Bounding box entries
════════════════════
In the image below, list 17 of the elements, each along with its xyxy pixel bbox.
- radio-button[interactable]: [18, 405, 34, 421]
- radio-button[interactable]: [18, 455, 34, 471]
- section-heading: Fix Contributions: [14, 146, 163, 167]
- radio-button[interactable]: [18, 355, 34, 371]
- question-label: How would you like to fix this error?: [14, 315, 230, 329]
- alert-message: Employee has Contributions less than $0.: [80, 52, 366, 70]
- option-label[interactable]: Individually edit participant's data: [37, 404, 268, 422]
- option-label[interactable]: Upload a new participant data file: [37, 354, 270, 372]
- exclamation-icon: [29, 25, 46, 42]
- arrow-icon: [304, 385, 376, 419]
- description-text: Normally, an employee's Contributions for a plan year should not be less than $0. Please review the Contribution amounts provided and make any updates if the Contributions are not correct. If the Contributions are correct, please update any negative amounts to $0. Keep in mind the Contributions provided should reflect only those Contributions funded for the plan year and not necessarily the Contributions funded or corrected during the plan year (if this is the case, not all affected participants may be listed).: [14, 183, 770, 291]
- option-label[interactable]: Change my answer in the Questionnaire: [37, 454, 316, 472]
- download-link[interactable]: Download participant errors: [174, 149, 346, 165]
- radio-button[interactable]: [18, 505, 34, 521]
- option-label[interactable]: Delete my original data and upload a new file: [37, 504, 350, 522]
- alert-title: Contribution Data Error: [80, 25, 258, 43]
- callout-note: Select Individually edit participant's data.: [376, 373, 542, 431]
════════════════════
■ PROBLEM DETAILS
Write out again, word for word, the entries from the very first line through the line containing "- radio-button[interactable]: [18, 505, 34, 521]", with both of those lines included.

■ TASK OUTPUT
In the image below, list 17 of the elements, each along with its xyxy pixel bbox.
- radio-button[interactable]: [18, 405, 34, 421]
- radio-button[interactable]: [18, 455, 34, 471]
- section-heading: Fix Contributions: [14, 146, 163, 167]
- radio-button[interactable]: [18, 355, 34, 371]
- question-label: How would you like to fix this error?: [14, 315, 230, 329]
- alert-message: Employee has Contributions less than $0.: [80, 52, 366, 70]
- option-label[interactable]: Individually edit participant's data: [37, 404, 268, 422]
- option-label[interactable]: Upload a new participant data file: [37, 354, 270, 372]
- exclamation-icon: [29, 25, 46, 42]
- arrow-icon: [304, 385, 376, 419]
- description-text: Normally, an employee's Contributions for a plan year should not be less than $0. Please review the Contribution amounts provided and make any updates if the Contributions are not correct. If the Contributions are correct, please update any negative amounts to $0. Keep in mind the Contributions provided should reflect only those Contributions funded for the plan year and not necessarily the Contributions funded or corrected during the plan year (if this is the case, not all affected participants may be listed).: [14, 183, 770, 291]
- option-label[interactable]: Change my answer in the Questionnaire: [37, 454, 316, 472]
- download-link[interactable]: Download participant errors: [174, 149, 346, 165]
- radio-button[interactable]: [18, 505, 34, 521]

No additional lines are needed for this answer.